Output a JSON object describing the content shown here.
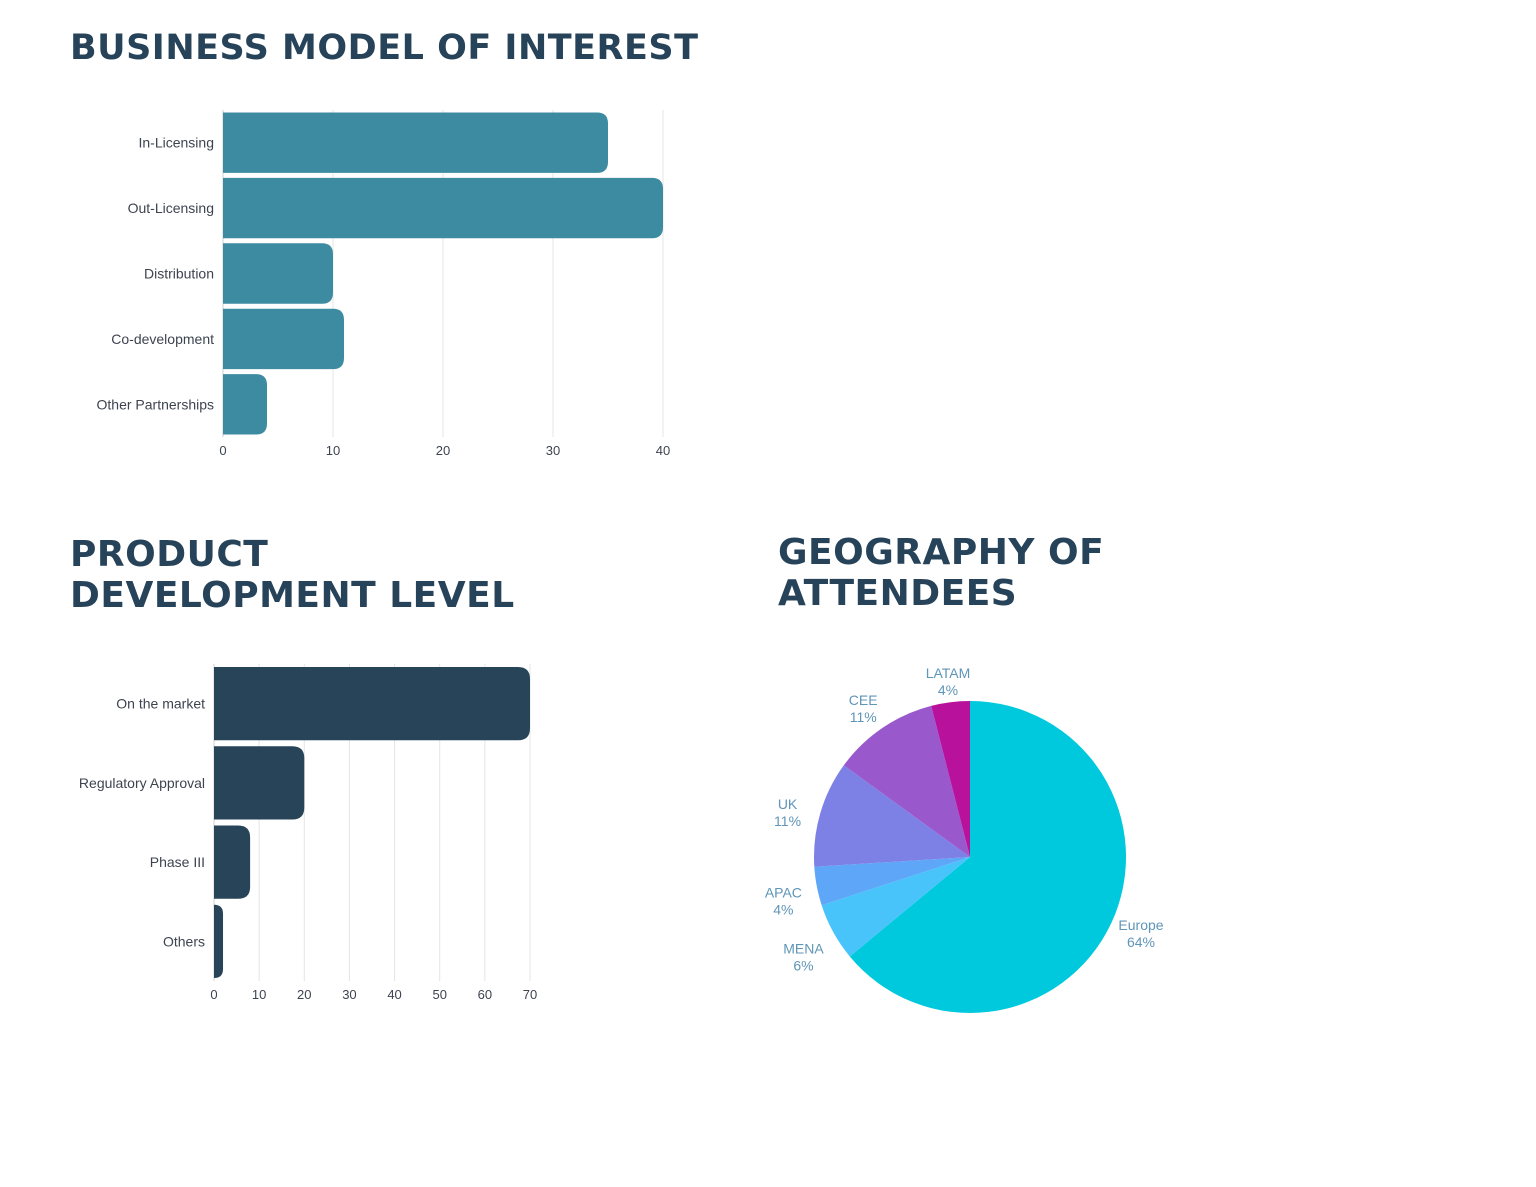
{
  "colors": {
    "title": "#26435a",
    "grid": "#e4e4e4",
    "label": "#3d4450",
    "pie_label": "#5f95b8"
  },
  "chart_data": [
    {
      "id": "business-model",
      "type": "bar",
      "orientation": "horizontal",
      "title": "BUSINESS MODEL OF INTEREST",
      "categories": [
        "In-Licensing",
        "Out-Licensing",
        "Distribution",
        "Co-development",
        "Other Partnerships"
      ],
      "values": [
        35,
        40,
        10,
        11,
        4
      ],
      "xlim": [
        0,
        40
      ],
      "xticks": [
        0,
        10,
        20,
        30,
        40
      ],
      "grid": true,
      "color": "#3d8ba1"
    },
    {
      "id": "product-development",
      "type": "bar",
      "orientation": "horizontal",
      "title": "PRODUCT\nDEVELOPMENT LEVEL",
      "categories": [
        "On the market",
        "Regulatory Approval",
        "Phase III",
        "Others"
      ],
      "values": [
        70,
        20,
        8,
        2
      ],
      "xlim": [
        0,
        70
      ],
      "xticks": [
        0,
        10,
        20,
        30,
        40,
        50,
        60,
        70
      ],
      "grid": true,
      "color": "#274459"
    },
    {
      "id": "geography",
      "type": "pie",
      "title": "GEOGRAPHY OF\nATTENDEES",
      "slices": [
        {
          "label": "Europe",
          "value": 64,
          "display": "64%",
          "color": "#00c9dd"
        },
        {
          "label": "MENA",
          "value": 6,
          "display": "6%",
          "color": "#48c4fa"
        },
        {
          "label": "APAC",
          "value": 4,
          "display": "4%",
          "color": "#5ea6f7"
        },
        {
          "label": "UK",
          "value": 11,
          "display": "11%",
          "color": "#7d81e6"
        },
        {
          "label": "CEE",
          "value": 11,
          "display": "11%",
          "color": "#9a58cd"
        },
        {
          "label": "LATAM",
          "value": 4,
          "display": "4%",
          "color": "#b8129c"
        }
      ],
      "start": "12 o'clock",
      "direction": "clockwise"
    }
  ]
}
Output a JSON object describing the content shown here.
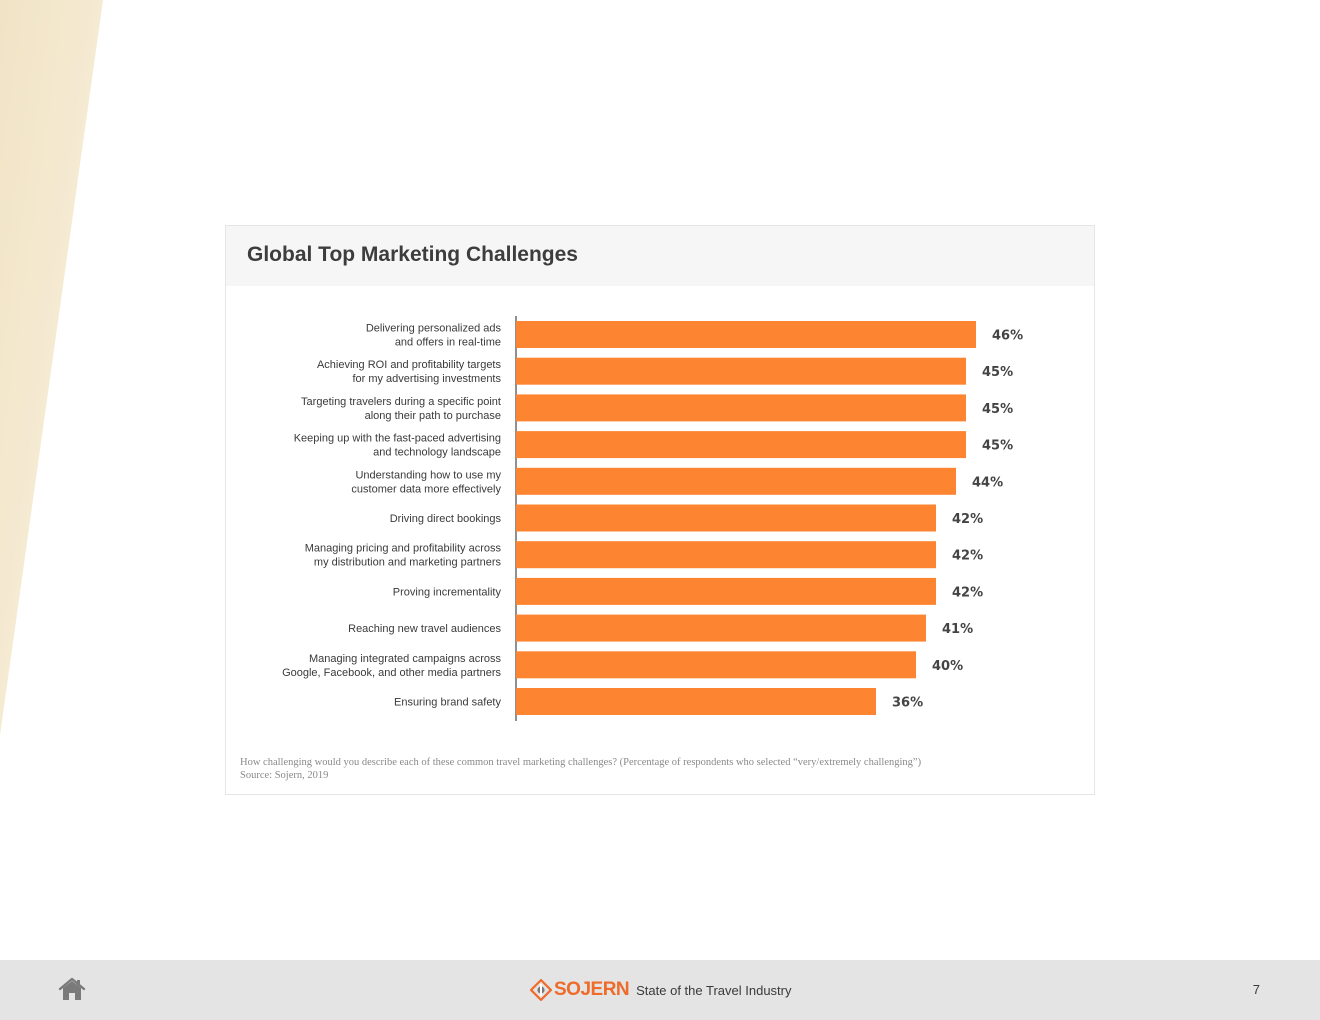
{
  "theme": {
    "bar_color": "#fd8532",
    "brand_color": "#ee6b2a",
    "footer_background": "#e4e4e4",
    "header_background": "#f6f6f6"
  },
  "chart": {
    "title": "Global Top Marketing Challenges",
    "footnote": "How challenging would you describe each of these common travel marketing challenges? (Percentage of respondents who selected “very/extremely challenging”)",
    "source": "Source: Sojern, 2019"
  },
  "chart_data": {
    "type": "bar",
    "orientation": "horizontal",
    "title": "Global Top Marketing Challenges",
    "categories": [
      [
        "Delivering personalized ads",
        "and offers in real-time"
      ],
      [
        "Achieving ROI and profitability targets",
        "for my advertising investments"
      ],
      [
        "Targeting travelers during a specific point",
        "along their path to purchase"
      ],
      [
        "Keeping up with the fast-paced advertising",
        "and technology landscape"
      ],
      [
        "Understanding how to use my",
        "customer data more effectively"
      ],
      [
        "Driving direct bookings"
      ],
      [
        "Managing pricing and profitability across",
        "my distribution and marketing partners"
      ],
      [
        "Proving incrementality"
      ],
      [
        "Reaching new travel audiences"
      ],
      [
        "Managing integrated campaigns across",
        "Google, Facebook, and other media partners"
      ],
      [
        "Ensuring brand safety"
      ]
    ],
    "values": [
      46,
      45,
      45,
      45,
      44,
      42,
      42,
      42,
      41,
      40,
      36
    ],
    "value_labels": [
      "46%",
      "45%",
      "45%",
      "45%",
      "44%",
      "42%",
      "42%",
      "42%",
      "41%",
      "40%",
      "36%"
    ],
    "value_unit": "%",
    "xlim": [
      0,
      100
    ],
    "grid": false,
    "legend": "none"
  },
  "footer": {
    "home_icon": "home-icon",
    "brand_logo_icon": "sojern-logo-icon",
    "brand_name": "SOJERN",
    "title": "State of the Travel Industry",
    "page_number": "7"
  }
}
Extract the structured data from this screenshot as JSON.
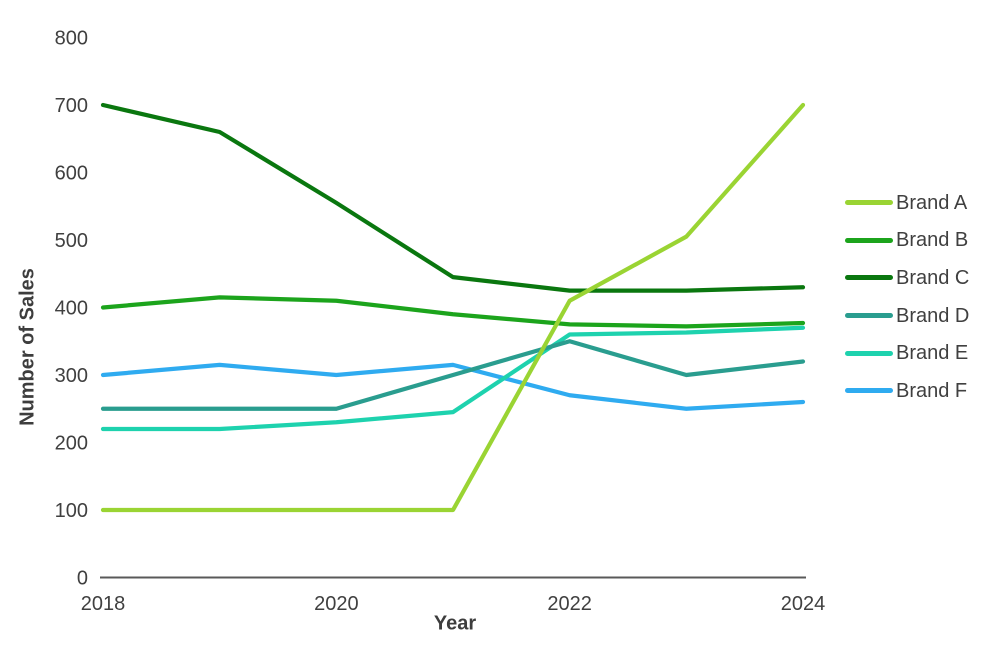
{
  "chart_data": {
    "type": "line",
    "title": "",
    "xlabel": "Year",
    "ylabel": "Number of Sales",
    "x": [
      2018,
      2019,
      2020,
      2021,
      2022,
      2023,
      2024
    ],
    "xlim": [
      2018,
      2024
    ],
    "ylim": [
      0,
      800
    ],
    "xticks": [
      2018,
      2020,
      2022,
      2024
    ],
    "yticks": [
      0,
      100,
      200,
      300,
      400,
      500,
      600,
      700,
      800
    ],
    "grid": false,
    "legend_position": "right",
    "background_color": "#ffffff",
    "axis_color": "#595959",
    "text_color": "#404040",
    "series": [
      {
        "name": "Brand A",
        "color": "#9ad433",
        "values": [
          100,
          100,
          100,
          100,
          410,
          505,
          700
        ]
      },
      {
        "name": "Brand B",
        "color": "#1ca41c",
        "values": [
          400,
          415,
          410,
          390,
          375,
          372,
          377
        ]
      },
      {
        "name": "Brand C",
        "color": "#0a770f",
        "values": [
          700,
          660,
          555,
          445,
          425,
          425,
          430
        ]
      },
      {
        "name": "Brand D",
        "color": "#2a9d8f",
        "values": [
          250,
          250,
          250,
          300,
          350,
          300,
          320
        ]
      },
      {
        "name": "Brand E",
        "color": "#1ed2ae",
        "values": [
          220,
          220,
          230,
          245,
          360,
          363,
          370
        ]
      },
      {
        "name": "Brand F",
        "color": "#2fabf0",
        "values": [
          300,
          315,
          300,
          315,
          270,
          250,
          260
        ]
      }
    ]
  }
}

→ TASK BRIEF: Give the material again exactly as it is, but keep the pictures out.

→ WRITTEN RESPONSE:
Output a JSON object describing the content shown here.
{
  "colors": {
    "title": "#26435a",
    "grid": "#e4e4e4",
    "label": "#3d4450",
    "pie_label": "#5f95b8"
  },
  "chart_data": [
    {
      "id": "business-model",
      "type": "bar",
      "orientation": "horizontal",
      "title": "BUSINESS MODEL OF INTEREST",
      "categories": [
        "In-Licensing",
        "Out-Licensing",
        "Distribution",
        "Co-development",
        "Other Partnerships"
      ],
      "values": [
        35,
        40,
        10,
        11,
        4
      ],
      "xlim": [
        0,
        40
      ],
      "xticks": [
        0,
        10,
        20,
        30,
        40
      ],
      "grid": true,
      "color": "#3d8ba1"
    },
    {
      "id": "product-development",
      "type": "bar",
      "orientation": "horizontal",
      "title": "PRODUCT\nDEVELOPMENT LEVEL",
      "categories": [
        "On the market",
        "Regulatory Approval",
        "Phase III",
        "Others"
      ],
      "values": [
        70,
        20,
        8,
        2
      ],
      "xlim": [
        0,
        70
      ],
      "xticks": [
        0,
        10,
        20,
        30,
        40,
        50,
        60,
        70
      ],
      "grid": true,
      "color": "#274459"
    },
    {
      "id": "geography",
      "type": "pie",
      "title": "GEOGRAPHY OF\nATTENDEES",
      "slices": [
        {
          "label": "Europe",
          "value": 64,
          "display": "64%",
          "color": "#00c9dd"
        },
        {
          "label": "MENA",
          "value": 6,
          "display": "6%",
          "color": "#48c4fa"
        },
        {
          "label": "APAC",
          "value": 4,
          "display": "4%",
          "color": "#5ea6f7"
        },
        {
          "label": "UK",
          "value": 11,
          "display": "11%",
          "color": "#7d81e6"
        },
        {
          "label": "CEE",
          "value": 11,
          "display": "11%",
          "color": "#9a58cd"
        },
        {
          "label": "LATAM",
          "value": 4,
          "display": "4%",
          "color": "#b8129c"
        }
      ],
      "start": "12 o'clock",
      "direction": "clockwise"
    }
  ]
}
Output a JSON object describing the content shown here.
{
  "theme": {
    "bar_color": "#fd8532",
    "brand_color": "#ee6b2a",
    "footer_background": "#e4e4e4",
    "header_background": "#f6f6f6"
  },
  "chart": {
    "title": "Global Top Marketing Challenges",
    "footnote": "How challenging would you describe each of these common travel marketing challenges? (Percentage of respondents who selected “very/extremely challenging”)",
    "source": "Source: Sojern, 2019"
  },
  "chart_data": {
    "type": "bar",
    "orientation": "horizontal",
    "title": "Global Top Marketing Challenges",
    "categories": [
      [
        "Delivering personalized ads",
        "and offers in real-time"
      ],
      [
        "Achieving ROI and profitability targets",
        "for my advertising investments"
      ],
      [
        "Targeting travelers during a specific point",
        "along their path to purchase"
      ],
      [
        "Keeping up with the fast-paced advertising",
        "and technology landscape"
      ],
      [
        "Understanding how to use my",
        "customer data more effectively"
      ],
      [
        "Driving direct bookings"
      ],
      [
        "Managing pricing and profitability across",
        "my distribution and marketing partners"
      ],
      [
        "Proving incrementality"
      ],
      [
        "Reaching new travel audiences"
      ],
      [
        "Managing integrated campaigns across",
        "Google, Facebook, and other media partners"
      ],
      [
        "Ensuring brand safety"
      ]
    ],
    "values": [
      46,
      45,
      45,
      45,
      44,
      42,
      42,
      42,
      41,
      40,
      36
    ],
    "value_labels": [
      "46%",
      "45%",
      "45%",
      "45%",
      "44%",
      "42%",
      "42%",
      "42%",
      "41%",
      "40%",
      "36%"
    ],
    "value_unit": "%",
    "xlim": [
      0,
      100
    ],
    "grid": false,
    "legend": "none"
  },
  "footer": {
    "home_icon": "home-icon",
    "brand_logo_icon": "sojern-logo-icon",
    "brand_name": "SOJERN",
    "title": "State of the Travel Industry",
    "page_number": "7"
  }
}
Extract the structured data from this screenshot as JSON.
{
  "chart_data": {
    "type": "line",
    "title": "",
    "xlabel": "Year",
    "ylabel": "Number of Sales",
    "x": [
      2018,
      2019,
      2020,
      2021,
      2022,
      2023,
      2024
    ],
    "xlim": [
      2018,
      2024
    ],
    "ylim": [
      0,
      800
    ],
    "xticks": [
      2018,
      2020,
      2022,
      2024
    ],
    "yticks": [
      0,
      100,
      200,
      300,
      400,
      500,
      600,
      700,
      800
    ],
    "grid": false,
    "legend_position": "right",
    "background_color": "#ffffff",
    "axis_color": "#595959",
    "text_color": "#404040",
    "series": [
      {
        "name": "Brand A",
        "color": "#9ad433",
        "values": [
          100,
          100,
          100,
          100,
          410,
          505,
          700
        ]
      },
      {
        "name": "Brand B",
        "color": "#1ca41c",
        "values": [
          400,
          415,
          410,
          390,
          375,
          372,
          377
        ]
      },
      {
        "name": "Brand C",
        "color": "#0a770f",
        "values": [
          700,
          660,
          555,
          445,
          425,
          425,
          430
        ]
      },
      {
        "name": "Brand D",
        "color": "#2a9d8f",
        "values": [
          250,
          250,
          250,
          300,
          350,
          300,
          320
        ]
      },
      {
        "name": "Brand E",
        "color": "#1ed2ae",
        "values": [
          220,
          220,
          230,
          245,
          360,
          363,
          370
        ]
      },
      {
        "name": "Brand F",
        "color": "#2fabf0",
        "values": [
          300,
          315,
          300,
          315,
          270,
          250,
          260
        ]
      }
    ]
  }
}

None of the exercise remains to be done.